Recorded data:
^^^^^^^^^^^^^^^^
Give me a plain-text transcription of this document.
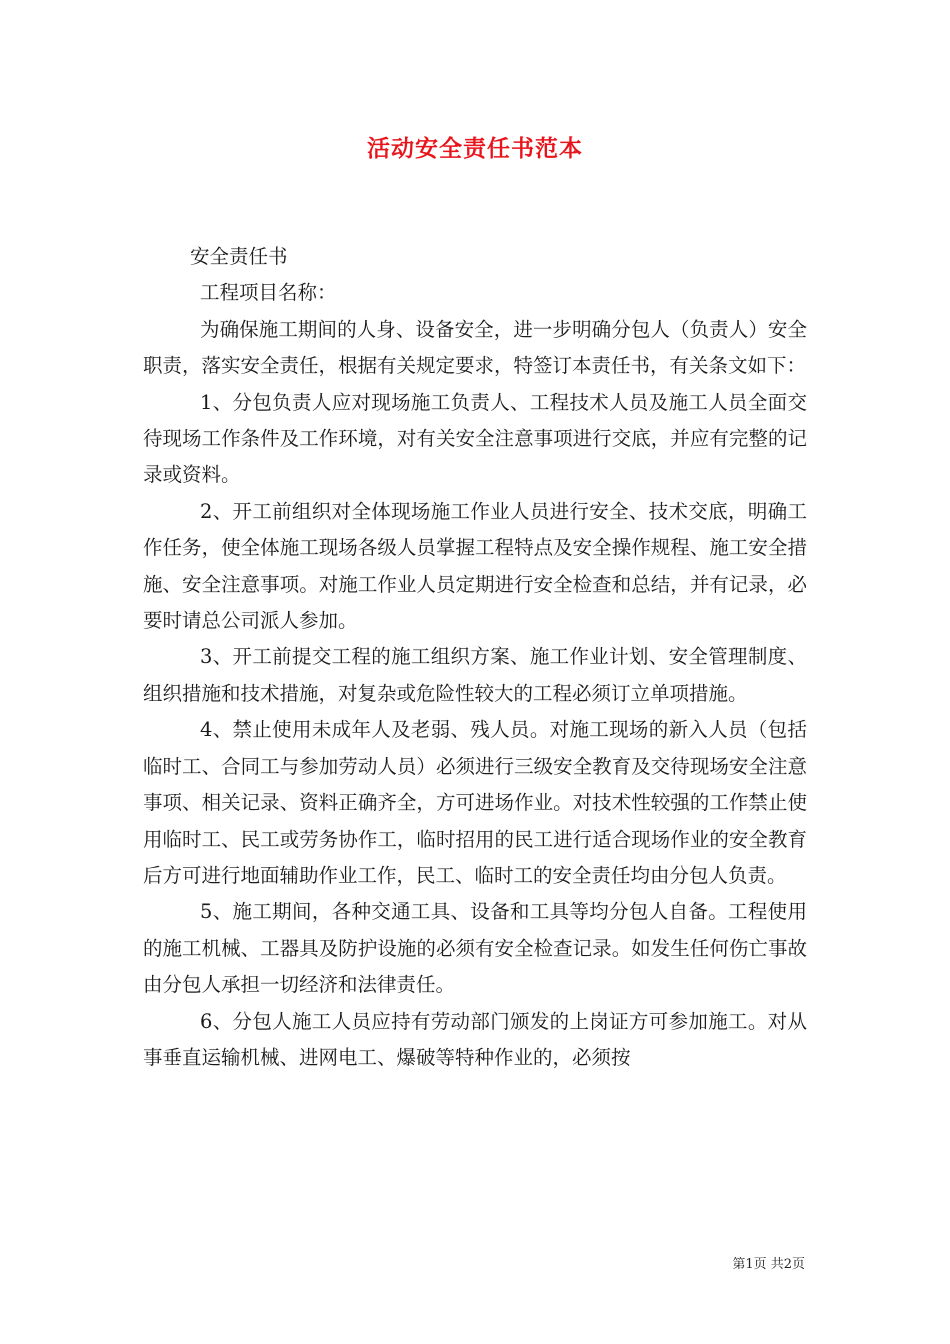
活动安全责任书范本

安全责任书

工程项目名称：

为确保施工期间的人身、设备安全，进一步明确分包人（负责人）安全职责，落实安全责任，根据有关规定要求，特签订本责任书，有关条文如下：

1、分包负责人应对现场施工负责人、工程技术人员及施工人员全面交待现场工作条件及工作环境，对有关安全注意事项进行交底，并应有完整的记录或资料。

2、开工前组织对全体现场施工作业人员进行安全、技术交底，明确工作任务，使全体施工现场各级人员掌握工程特点及安全操作规程、施工安全措施、安全注意事项。对施工作业人员定期进行安全检查和总结，并有记录，必要时请总公司派人参加。

3、开工前提交工程的施工组织方案、施工作业计划、安全管理制度、组织措施和技术措施，对复杂或危险性较大的工程必须订立单项措施。

4、禁止使用未成年人及老弱、残人员。对施工现场的新入人员（包括临时工、合同工与参加劳动人员）必须进行三级安全教育及交待现场安全注意事项、相关记录、资料正确齐全，方可进场作业。对技术性较强的工作禁止使用临时工、民工或劳务协作工，临时招用的民工进行适合现场作业的安全教育后方可进行地面辅助作业工作，民工、临时工的安全责任均由分包人负责。

5、施工期间，各种交通工具、设备和工具等均分包人自备。工程使用的施工机械、工器具及防护设施的必须有安全检查记录。如发生任何伤亡事故由分包人承担一切经济和法律责任。

6、分包人施工人员应持有劳动部门颁发的上岗证方可参加施工。对从事垂直运输机械、进网电工、爆破等特种作业的，必须按

第1页 共2页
^^^^^^^^^^^^^^^^
### Brief
All of the records need repeating exactly, except for the pictures.

### Exercise answer
Give me a plain-text transcription of this document.
活动安全责任书范本

安全责任书

工程项目名称：

为确保施工期间的人身、设备安全，进一步明确分包人（负责人）安全职责，落实安全责任，根据有关规定要求，特签订本责任书，有关条文如下：

1、分包负责人应对现场施工负责人、工程技术人员及施工人员全面交待现场工作条件及工作环境，对有关安全注意事项进行交底，并应有完整的记录或资料。

2、开工前组织对全体现场施工作业人员进行安全、技术交底，明确工作任务，使全体施工现场各级人员掌握工程特点及安全操作规程、施工安全措施、安全注意事项。对施工作业人员定期进行安全检查和总结，并有记录，必要时请总公司派人参加。

3、开工前提交工程的施工组织方案、施工作业计划、安全管理制度、组织措施和技术措施，对复杂或危险性较大的工程必须订立单项措施。

4、禁止使用未成年人及老弱、残人员。对施工现场的新入人员（包括临时工、合同工与参加劳动人员）必须进行三级安全教育及交待现场安全注意事项、相关记录、资料正确齐全，方可进场作业。对技术性较强的工作禁止使用临时工、民工或劳务协作工，临时招用的民工进行适合现场作业的安全教育后方可进行地面辅助作业工作，民工、临时工的安全责任均由分包人负责。

5、施工期间，各种交通工具、设备和工具等均分包人自备。工程使用的施工机械、工器具及防护设施的必须有安全检查记录。如发生任何伤亡事故由分包人承担一切经济和法律责任。

6、分包人施工人员应持有劳动部门颁发的上岗证方可参加施工。对从事垂直运输机械、进网电工、爆破等特种作业的，必须按

第1页 共2页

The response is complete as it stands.